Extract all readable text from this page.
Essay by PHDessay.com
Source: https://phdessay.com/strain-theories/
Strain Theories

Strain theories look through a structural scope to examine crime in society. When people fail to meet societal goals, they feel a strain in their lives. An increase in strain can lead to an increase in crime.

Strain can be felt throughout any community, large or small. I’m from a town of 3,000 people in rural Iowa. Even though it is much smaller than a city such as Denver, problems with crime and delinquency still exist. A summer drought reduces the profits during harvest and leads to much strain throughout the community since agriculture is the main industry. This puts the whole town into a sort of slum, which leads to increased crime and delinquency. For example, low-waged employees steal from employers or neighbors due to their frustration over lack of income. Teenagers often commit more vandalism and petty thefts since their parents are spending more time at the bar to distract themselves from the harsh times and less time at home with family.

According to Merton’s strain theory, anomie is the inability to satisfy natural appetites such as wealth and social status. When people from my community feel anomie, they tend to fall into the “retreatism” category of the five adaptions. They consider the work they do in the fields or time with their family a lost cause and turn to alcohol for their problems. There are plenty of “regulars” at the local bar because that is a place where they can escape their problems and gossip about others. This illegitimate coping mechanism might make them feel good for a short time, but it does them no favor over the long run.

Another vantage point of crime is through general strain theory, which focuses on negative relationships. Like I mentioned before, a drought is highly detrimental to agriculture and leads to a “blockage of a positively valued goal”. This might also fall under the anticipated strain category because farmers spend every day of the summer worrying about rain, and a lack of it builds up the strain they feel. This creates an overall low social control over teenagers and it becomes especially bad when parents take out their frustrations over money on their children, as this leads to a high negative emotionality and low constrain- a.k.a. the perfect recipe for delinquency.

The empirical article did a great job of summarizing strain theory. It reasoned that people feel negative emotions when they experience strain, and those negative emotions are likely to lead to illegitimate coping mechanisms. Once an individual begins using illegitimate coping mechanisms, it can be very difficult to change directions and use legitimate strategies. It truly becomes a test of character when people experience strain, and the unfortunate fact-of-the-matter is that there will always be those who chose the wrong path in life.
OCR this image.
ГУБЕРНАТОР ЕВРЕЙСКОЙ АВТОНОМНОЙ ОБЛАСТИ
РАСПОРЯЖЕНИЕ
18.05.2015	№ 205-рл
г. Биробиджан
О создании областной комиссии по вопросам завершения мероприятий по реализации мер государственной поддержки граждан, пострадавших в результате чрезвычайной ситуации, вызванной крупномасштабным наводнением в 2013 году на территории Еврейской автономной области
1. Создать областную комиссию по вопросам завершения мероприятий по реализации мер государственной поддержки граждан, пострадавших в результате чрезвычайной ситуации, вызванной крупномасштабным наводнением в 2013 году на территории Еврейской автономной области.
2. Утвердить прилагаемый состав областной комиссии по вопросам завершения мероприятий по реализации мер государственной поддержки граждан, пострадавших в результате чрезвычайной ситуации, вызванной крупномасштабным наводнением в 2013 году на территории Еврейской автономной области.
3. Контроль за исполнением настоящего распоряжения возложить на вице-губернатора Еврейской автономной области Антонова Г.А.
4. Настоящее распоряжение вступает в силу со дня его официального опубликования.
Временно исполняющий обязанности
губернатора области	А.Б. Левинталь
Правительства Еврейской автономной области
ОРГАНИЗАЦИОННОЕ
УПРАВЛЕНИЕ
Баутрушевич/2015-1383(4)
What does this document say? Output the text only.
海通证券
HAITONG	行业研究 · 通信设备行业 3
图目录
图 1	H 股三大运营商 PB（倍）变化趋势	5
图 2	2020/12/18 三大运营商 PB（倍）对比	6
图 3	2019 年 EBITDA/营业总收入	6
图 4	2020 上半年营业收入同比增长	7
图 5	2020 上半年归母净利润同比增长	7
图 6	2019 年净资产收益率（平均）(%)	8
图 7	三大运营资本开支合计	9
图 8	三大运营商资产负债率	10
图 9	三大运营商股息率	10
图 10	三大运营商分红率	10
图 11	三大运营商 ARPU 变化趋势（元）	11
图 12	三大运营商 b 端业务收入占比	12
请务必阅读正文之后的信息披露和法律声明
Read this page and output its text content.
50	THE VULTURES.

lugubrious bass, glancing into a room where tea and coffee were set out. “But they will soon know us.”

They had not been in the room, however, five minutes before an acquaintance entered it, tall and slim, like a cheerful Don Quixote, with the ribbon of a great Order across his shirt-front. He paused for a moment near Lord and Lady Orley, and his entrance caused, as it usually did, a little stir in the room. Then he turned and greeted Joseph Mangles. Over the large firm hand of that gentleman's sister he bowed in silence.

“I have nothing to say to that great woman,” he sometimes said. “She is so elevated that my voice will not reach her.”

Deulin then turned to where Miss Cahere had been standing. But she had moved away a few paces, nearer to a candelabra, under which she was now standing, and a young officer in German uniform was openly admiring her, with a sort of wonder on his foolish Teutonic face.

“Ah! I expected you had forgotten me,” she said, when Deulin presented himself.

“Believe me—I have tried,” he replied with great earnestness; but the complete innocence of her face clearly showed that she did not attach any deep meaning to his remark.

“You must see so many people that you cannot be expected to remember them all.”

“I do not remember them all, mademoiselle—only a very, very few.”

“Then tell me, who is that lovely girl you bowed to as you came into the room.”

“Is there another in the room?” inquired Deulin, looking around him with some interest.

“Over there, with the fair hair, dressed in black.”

****************

SET TASK ->
Reproduce each record exactly, leaving nothing out.

TASK RESPONSE ->
Extract all readable text from this page.
Essay by PHDessay.com
Source: https://phdessay.com/strain-theories/
Strain Theories

Strain theories look through a structural scope to examine crime in society. When people fail to meet societal goals, they feel a strain in their lives. An increase in strain can lead to an increase in crime.

Strain can be felt throughout any community, large or small. I’m from a town of 3,000 people in rural Iowa. Even though it is much smaller than a city such as Denver, problems with crime and delinquency still exist. A summer drought reduces the profits during harvest and leads to much strain throughout the community since agriculture is the main industry. This puts the whole town into a sort of slum, which leads to increased crime and delinquency. For example, low-waged employees steal from employers or neighbors due to their frustration over lack of income. Teenagers often commit more vandalism and petty thefts since their parents are spending more time at the bar to distract themselves from the harsh times and less time at home with family.

According to Merton’s strain theory, anomie is the inability to satisfy natural appetites such as wealth and social status. When people from my community feel anomie, they tend to fall into the “retreatism” category of the five adaptions. They consider the work they do in the fields or time with their family a lost cause and turn to alcohol for their problems. There are plenty of “regulars” at the local bar because that is a place where they can escape their problems and gossip about others. This illegitimate coping mechanism might make them feel good for a short time, but it does them no favor over the long run.

Another vantage point of crime is through general strain theory, which focuses on negative relationships. Like I mentioned before, a drought is highly detrimental to agriculture and leads to a “blockage of a positively valued goal”. This might also fall under the anticipated strain category because farmers spend every day of the summer worrying about rain, and a lack of it builds up the strain they feel. This creates an overall low social control over teenagers and it becomes especially bad when parents take out their frustrations over money on their children, as this leads to a high negative emotionality and low constrain- a.k.a. the perfect recipe for delinquency.

The empirical article did a great job of summarizing strain theory. It reasoned that people feel negative emotions when they experience strain, and those negative emotions are likely to lead to illegitimate coping mechanisms. Once an individual begins using illegitimate coping mechanisms, it can be very difficult to change directions and use legitimate strategies. It truly becomes a test of character when people experience strain, and the unfortunate fact-of-the-matter is that there will always be those who chose the wrong path in life.
OCR this image.
ГУБЕРНАТОР ЕВРЕЙСКОЙ АВТОНОМНОЙ ОБЛАСТИ
РАСПОРЯЖЕНИЕ
18.05.2015	№ 205-рл
г. Биробиджан
О создании областной комиссии по вопросам завершения мероприятий по реализации мер государственной поддержки граждан, пострадавших в результате чрезвычайной ситуации, вызванной крупномасштабным наводнением в 2013 году на территории Еврейской автономной области
1. Создать областную комиссию по вопросам завершения мероприятий по реализации мер государственной поддержки граждан, пострадавших в результате чрезвычайной ситуации, вызванной крупномасштабным наводнением в 2013 году на территории Еврейской автономной области.
2. Утвердить прилагаемый состав областной комиссии по вопросам завершения мероприятий по реализации мер государственной поддержки граждан, пострадавших в результате чрезвычайной ситуации, вызванной крупномасштабным наводнением в 2013 году на территории Еврейской автономной области.
3. Контроль за исполнением настоящего распоряжения возложить на вице-губернатора Еврейской автономной области Антонова Г.А.
4. Настоящее распоряжение вступает в силу со дня его официального опубликования.
Временно исполняющий обязанности
губернатора области	А.Б. Левинталь
Правительства Еврейской автономной области
ОРГАНИЗАЦИОННОЕ
УПРАВЛЕНИЕ
Баутрушевич/2015-1383(4)
What does this document say? Output the text only.
海通证券
HAITONG	行业研究 · 通信设备行业 3
图目录
图 1	H 股三大运营商 PB（倍）变化趋势	5
图 2	2020/12/18 三大运营商 PB（倍）对比	6
图 3	2019 年 EBITDA/营业总收入	6
图 4	2020 上半年营业收入同比增长	7
图 5	2020 上半年归母净利润同比增长	7
图 6	2019 年净资产收益率（平均）(%)	8
图 7	三大运营资本开支合计	9
图 8	三大运营商资产负债率	10
图 9	三大运营商股息率	10
图 10	三大运营商分红率	10
图 11	三大运营商 ARPU 变化趋势（元）	11
图 12	三大运营商 b 端业务收入占比	12
请务必阅读正文之后的信息披露和法律声明
Read this page and output its text content.
50	THE VULTURES.

lugubrious bass, glancing into a room where tea and coffee were set out. “But they will soon know us.”

They had not been in the room, however, five minutes before an acquaintance entered it, tall and slim, like a cheerful Don Quixote, with the ribbon of a great Order across his shirt-front. He paused for a moment near Lord and Lady Orley, and his entrance caused, as it usually did, a little stir in the room. Then he turned and greeted Joseph Mangles. Over the large firm hand of that gentleman's sister he bowed in silence.

“I have nothing to say to that great woman,” he sometimes said. “She is so elevated that my voice will not reach her.”

Deulin then turned to where Miss Cahere had been standing. But she had moved away a few paces, nearer to a candelabra, under which she was now standing, and a young officer in German uniform was openly admiring her, with a sort of wonder on his foolish Teutonic face.

“Ah! I expected you had forgotten me,” she said, when Deulin presented himself.

“Believe me—I have tried,” he replied with great earnestness; but the complete innocence of her face clearly showed that she did not attach any deep meaning to his remark.

“You must see so many people that you cannot be expected to remember them all.”

“I do not remember them all, mademoiselle—only a very, very few.”

“Then tell me, who is that lovely girl you bowed to as you came into the room.”

“Is there another in the room?” inquired Deulin, looking around him with some interest.

“Over there, with the fair hair, dressed in black.”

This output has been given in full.